» WHAT IS REQUIRED:
Return each line holding the string "OCPUs".

□ □ □ □

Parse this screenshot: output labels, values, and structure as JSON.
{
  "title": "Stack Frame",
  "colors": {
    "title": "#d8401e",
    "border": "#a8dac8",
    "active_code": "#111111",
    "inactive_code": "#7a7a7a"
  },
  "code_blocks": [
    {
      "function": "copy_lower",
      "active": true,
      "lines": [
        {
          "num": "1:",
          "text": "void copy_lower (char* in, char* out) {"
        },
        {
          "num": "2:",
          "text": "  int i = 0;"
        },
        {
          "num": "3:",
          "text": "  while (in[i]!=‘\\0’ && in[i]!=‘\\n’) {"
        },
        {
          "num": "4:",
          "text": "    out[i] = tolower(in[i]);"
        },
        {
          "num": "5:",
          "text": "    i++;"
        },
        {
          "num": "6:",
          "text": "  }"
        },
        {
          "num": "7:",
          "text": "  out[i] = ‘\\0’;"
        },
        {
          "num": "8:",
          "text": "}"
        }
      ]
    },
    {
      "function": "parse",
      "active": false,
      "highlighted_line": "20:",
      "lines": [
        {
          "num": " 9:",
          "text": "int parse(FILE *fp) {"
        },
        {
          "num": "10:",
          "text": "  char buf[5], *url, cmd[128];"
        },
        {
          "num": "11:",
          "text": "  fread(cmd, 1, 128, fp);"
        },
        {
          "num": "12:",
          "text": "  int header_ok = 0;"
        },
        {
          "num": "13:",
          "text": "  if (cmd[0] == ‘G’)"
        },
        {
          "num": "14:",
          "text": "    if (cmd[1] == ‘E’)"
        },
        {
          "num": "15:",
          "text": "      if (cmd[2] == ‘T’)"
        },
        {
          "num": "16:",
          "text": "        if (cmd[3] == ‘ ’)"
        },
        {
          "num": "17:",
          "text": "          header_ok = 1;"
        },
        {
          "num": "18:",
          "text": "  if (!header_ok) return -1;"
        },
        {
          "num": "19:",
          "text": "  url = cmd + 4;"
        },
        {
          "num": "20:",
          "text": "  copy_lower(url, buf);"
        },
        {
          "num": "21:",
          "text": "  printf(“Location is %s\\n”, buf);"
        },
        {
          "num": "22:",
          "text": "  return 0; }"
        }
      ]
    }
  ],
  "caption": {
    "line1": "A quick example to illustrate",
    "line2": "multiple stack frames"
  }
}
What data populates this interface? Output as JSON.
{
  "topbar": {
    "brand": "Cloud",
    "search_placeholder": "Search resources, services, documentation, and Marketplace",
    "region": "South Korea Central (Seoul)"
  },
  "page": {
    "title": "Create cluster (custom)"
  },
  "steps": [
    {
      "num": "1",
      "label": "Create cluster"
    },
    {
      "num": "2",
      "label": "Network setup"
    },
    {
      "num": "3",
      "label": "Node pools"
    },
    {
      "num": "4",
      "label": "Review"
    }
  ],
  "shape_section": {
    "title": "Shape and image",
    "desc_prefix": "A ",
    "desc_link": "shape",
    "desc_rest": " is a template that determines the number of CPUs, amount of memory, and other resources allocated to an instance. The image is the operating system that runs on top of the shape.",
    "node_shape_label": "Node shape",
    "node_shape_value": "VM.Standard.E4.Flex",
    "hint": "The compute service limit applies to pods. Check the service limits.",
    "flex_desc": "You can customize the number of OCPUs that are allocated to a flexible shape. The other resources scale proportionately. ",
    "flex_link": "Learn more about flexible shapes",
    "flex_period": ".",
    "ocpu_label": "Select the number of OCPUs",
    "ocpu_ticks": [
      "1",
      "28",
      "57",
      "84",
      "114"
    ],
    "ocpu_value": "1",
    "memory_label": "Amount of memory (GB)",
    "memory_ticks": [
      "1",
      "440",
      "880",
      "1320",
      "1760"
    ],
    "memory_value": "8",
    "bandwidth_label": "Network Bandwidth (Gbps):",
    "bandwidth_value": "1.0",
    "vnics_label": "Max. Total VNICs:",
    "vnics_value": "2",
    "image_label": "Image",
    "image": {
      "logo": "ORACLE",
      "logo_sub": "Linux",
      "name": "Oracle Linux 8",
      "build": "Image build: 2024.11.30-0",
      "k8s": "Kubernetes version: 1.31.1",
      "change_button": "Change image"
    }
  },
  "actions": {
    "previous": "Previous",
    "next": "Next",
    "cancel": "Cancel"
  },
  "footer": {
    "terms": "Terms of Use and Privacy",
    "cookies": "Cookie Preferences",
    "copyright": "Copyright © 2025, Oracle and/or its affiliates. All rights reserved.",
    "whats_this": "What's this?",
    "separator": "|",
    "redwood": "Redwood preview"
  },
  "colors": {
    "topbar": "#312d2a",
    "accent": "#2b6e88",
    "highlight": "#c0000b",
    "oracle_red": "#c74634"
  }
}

□ □ □ □

» COMPLETE ANSWER:
    "flex_desc": "You can customize the number of OCPUs that are allocated to a flexible shape. The other resources scale proportionately. ",
    "ocpu_label": "Select the number of OCPUs",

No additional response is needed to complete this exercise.